Usai runtuhnya masa orde baru kita berbondong-bondong menuntut desentralisasi, baik kekuasaan maupun kue pembangunan. Kini setelah otonomi daerah diberlakukan Indonesia bak kerajaan-kerajaan kecil yang diperintah oleh raja dan ratu!.
Kerajaan disini memang tak seperti dalam bayangan atau seperti cerita-cerita dongeng yang pernah kita dengar. Tak pula kita dengar kalimat paduka raja atau ratu, permaisuri, pewaris tahta, dayang-dayang, hulubalang, dan lain sebagainya. Tak ada gedung-gedung yang berbentuk istana yang dikelilingi tembok-tembok tinggi dengan pengawal yang hilir mudik dan berjaga di pos penjagaan dari atas menara. Tidak, tidak seperti itu gambaran kerajaan di Indonesia saat ini. Ia tampil dalam bentuk yang jauh lebih modern, tak perlu kita membungkuk ketika bertemu raja, tak pula kaki yang beringsut sambil jongkok saat menghadap raja atau hendak pamit.
Kerajaan-kerajaan itu tampil dari sistem demokrasi yang yang kita anut, baik disadari ataupun tidak. Otonomi daerah jadi pintu masuk untuk membentuk sistem kerajaan tersebut, walaupun perumusnya sebenarnya tak bermaksud mengarahkannya kesana. Tapi pada kenyataannya itulah yang kini sedang terjadi dan kita hadapi.

# # # # # # #

(TUGAS DAN LATIHAN)
(A) Jawab pertanyaan berikut berdasarkan artikel tentang otonomi daerah.
(i) Apa yang dituntut beramai-ramai setelah masa orde baru runtuh?
(ii) Menurut artikel, kerajaan-kerajaan itu tampil dari sistem apa?
(iii) Apa yang disebut sebagai pintu masuk untuk membentuk sistem kerajaan tersebut?
(B) Sebutkan semua sebutan dari dunia kerajaan yang menurut artikel tentang otonomi daerah tak pula kita dengar.
(C) Teruskan artikel tentang otonomi daerah ini setelah kalimat terakhirnya.
Entri di bawah ini sama sekali tidak dipakai.

# # # # # # #

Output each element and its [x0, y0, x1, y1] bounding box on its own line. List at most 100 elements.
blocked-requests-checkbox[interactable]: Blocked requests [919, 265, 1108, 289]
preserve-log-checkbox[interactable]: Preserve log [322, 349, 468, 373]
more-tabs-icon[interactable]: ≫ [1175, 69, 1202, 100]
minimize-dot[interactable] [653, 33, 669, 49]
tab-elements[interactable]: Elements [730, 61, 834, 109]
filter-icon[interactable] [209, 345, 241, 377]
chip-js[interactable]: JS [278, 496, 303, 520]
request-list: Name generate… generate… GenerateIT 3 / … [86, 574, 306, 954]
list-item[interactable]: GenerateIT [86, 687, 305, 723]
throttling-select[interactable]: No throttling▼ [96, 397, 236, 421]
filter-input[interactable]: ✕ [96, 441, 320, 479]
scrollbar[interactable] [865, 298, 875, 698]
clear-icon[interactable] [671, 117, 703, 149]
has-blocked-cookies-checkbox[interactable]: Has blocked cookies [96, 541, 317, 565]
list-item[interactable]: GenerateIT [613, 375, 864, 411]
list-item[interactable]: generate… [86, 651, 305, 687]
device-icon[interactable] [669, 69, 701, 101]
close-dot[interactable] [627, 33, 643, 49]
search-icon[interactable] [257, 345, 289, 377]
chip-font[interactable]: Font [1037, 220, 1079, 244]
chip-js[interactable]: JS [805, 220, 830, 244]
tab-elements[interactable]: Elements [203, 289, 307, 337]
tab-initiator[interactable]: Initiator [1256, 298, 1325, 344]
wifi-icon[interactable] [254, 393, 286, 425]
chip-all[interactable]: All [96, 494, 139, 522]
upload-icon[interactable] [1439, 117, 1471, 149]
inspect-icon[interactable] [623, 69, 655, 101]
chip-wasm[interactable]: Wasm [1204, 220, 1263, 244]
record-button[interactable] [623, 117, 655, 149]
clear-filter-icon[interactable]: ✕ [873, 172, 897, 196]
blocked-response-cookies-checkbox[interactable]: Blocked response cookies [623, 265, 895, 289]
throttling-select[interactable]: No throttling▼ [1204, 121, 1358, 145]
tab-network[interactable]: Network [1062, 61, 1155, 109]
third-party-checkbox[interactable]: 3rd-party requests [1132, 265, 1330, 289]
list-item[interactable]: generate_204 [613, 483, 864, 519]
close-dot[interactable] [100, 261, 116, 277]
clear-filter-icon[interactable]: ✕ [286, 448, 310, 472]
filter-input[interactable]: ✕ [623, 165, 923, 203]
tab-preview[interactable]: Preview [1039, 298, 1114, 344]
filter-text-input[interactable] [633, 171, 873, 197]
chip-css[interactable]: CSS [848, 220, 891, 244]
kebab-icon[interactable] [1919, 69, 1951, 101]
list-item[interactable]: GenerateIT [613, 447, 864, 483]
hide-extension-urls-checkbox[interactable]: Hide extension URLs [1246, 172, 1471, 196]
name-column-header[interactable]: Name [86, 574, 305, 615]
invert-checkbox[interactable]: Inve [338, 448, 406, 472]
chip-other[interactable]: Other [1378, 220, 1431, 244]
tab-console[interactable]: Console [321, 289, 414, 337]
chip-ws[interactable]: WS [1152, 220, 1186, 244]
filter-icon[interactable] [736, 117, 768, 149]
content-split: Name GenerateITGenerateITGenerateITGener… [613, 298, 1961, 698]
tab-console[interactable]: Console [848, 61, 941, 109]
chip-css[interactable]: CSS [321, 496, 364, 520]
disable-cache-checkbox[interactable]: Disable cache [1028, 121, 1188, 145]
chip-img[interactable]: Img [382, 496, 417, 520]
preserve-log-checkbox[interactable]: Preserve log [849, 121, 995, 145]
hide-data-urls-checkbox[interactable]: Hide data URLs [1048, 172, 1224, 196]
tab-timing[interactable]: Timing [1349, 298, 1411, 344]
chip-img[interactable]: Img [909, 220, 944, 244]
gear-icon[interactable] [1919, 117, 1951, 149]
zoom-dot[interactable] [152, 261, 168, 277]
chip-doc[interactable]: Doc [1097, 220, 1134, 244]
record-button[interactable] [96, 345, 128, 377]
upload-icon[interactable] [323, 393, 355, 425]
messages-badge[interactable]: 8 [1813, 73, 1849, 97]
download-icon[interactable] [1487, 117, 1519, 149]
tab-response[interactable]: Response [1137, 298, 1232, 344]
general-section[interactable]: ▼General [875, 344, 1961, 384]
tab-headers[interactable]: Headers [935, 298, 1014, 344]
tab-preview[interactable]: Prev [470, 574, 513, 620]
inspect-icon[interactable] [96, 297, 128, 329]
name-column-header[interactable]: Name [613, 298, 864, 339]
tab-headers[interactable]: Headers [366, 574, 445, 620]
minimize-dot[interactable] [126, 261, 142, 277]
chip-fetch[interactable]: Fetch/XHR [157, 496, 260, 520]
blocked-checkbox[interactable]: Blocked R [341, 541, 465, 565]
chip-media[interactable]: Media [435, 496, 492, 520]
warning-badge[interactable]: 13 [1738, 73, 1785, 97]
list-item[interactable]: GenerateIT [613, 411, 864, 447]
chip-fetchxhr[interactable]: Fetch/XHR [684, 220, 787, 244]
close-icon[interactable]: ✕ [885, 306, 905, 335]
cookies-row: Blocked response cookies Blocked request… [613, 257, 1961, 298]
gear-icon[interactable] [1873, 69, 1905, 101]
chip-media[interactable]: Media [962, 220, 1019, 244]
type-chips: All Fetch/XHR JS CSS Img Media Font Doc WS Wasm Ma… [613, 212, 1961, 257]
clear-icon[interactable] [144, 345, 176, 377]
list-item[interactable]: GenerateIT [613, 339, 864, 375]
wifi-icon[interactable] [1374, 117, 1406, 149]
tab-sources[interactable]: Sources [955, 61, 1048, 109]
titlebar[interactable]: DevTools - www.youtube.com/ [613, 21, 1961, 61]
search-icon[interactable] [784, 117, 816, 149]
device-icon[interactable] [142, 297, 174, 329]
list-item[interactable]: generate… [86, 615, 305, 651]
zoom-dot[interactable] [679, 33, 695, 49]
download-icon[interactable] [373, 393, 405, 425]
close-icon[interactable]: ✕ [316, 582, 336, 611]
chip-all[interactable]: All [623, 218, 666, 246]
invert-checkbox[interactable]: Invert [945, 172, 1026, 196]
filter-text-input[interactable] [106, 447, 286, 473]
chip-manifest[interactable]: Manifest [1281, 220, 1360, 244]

# # # # # # #

(JAWABAN)
(A)
(i) Desentralisasi, baik kekuasaan maupun kue pembangunan.
(ii) Dari sistem demokrasi yang kita anut.
(iii) Otonomi daerah.

(B) paduka raja atau ratu, permaisuri, pewaris tahta, dayang-dayang, hulubalang

(C)
Mereka raja yang berasal dari beragam partai politik yang dihasilkan melalui mekanisme pemilihan kepala daerah, satu daerah bisa dipimpin oleh raja yang begitu powerfull karena mampu mensinergikan potensi yang dimiliki (partai politik) dengan kekutan penyeimbang yang doyan voting memvoting ketika urusan mengambil keputusan buat daerah tersebut (DPRD). Ada juga yang sebaliknya kekuatannya teramputasi oleh kebrengsekan kekuatan penyeimbang!.
Sama seperti cerita-cerita dongeng yang pernah kita dengar, ada raja yang lalim lagi durjana tapi berwajah malaikat, ada juga raja yang baik hati dan bisa mengayomi rakyatnya. Tentu akibat dari sistem yang melahirkan raja-raja kecil tersebut harus kita terima sebagai sebuah konsekuensi pembelajaran demokrasi, dan tentunya dapat kita evaluasi kembali jika diperlukan.
Satu hal yang harus dicermati adalah otonomi daerah yang cenderung kebablasan ini malah menghasilkan Indonesia yang makin amburadul dari sisi pengendalian kebijakan pusat terhadap daerah (tentu pada kebijakan-kebijakan yang pro rakyat), oleh karena desentralisasi. Karena kepala daerah tersebut hanya bertanggung-jawab dihadapan DPRD sepenuhnya bukan lagi seperti masa orde baru, jika presiden mau mencopot kepala daerah bisa dengan ‘jentikan jari” maka usai sudah masa kekuasaan kepala daerah tersebut.
Bila dicermati orang-orang yang duduk dalam birokrasi disistem otonomi daerah yang bak kerajaan tersebut oleh mereka-mereka yang masih bertalian darah atau dari kelompok kepentingan sang kepala daerah. Terkadang mengabaikan sisi profesionalitas.
” Jangan kaget jika diakhir masa jabatan ” sang raja ” banyak yang masuk dalam bui oleh karena adanya penyelewengan diperiode kekuasaannya”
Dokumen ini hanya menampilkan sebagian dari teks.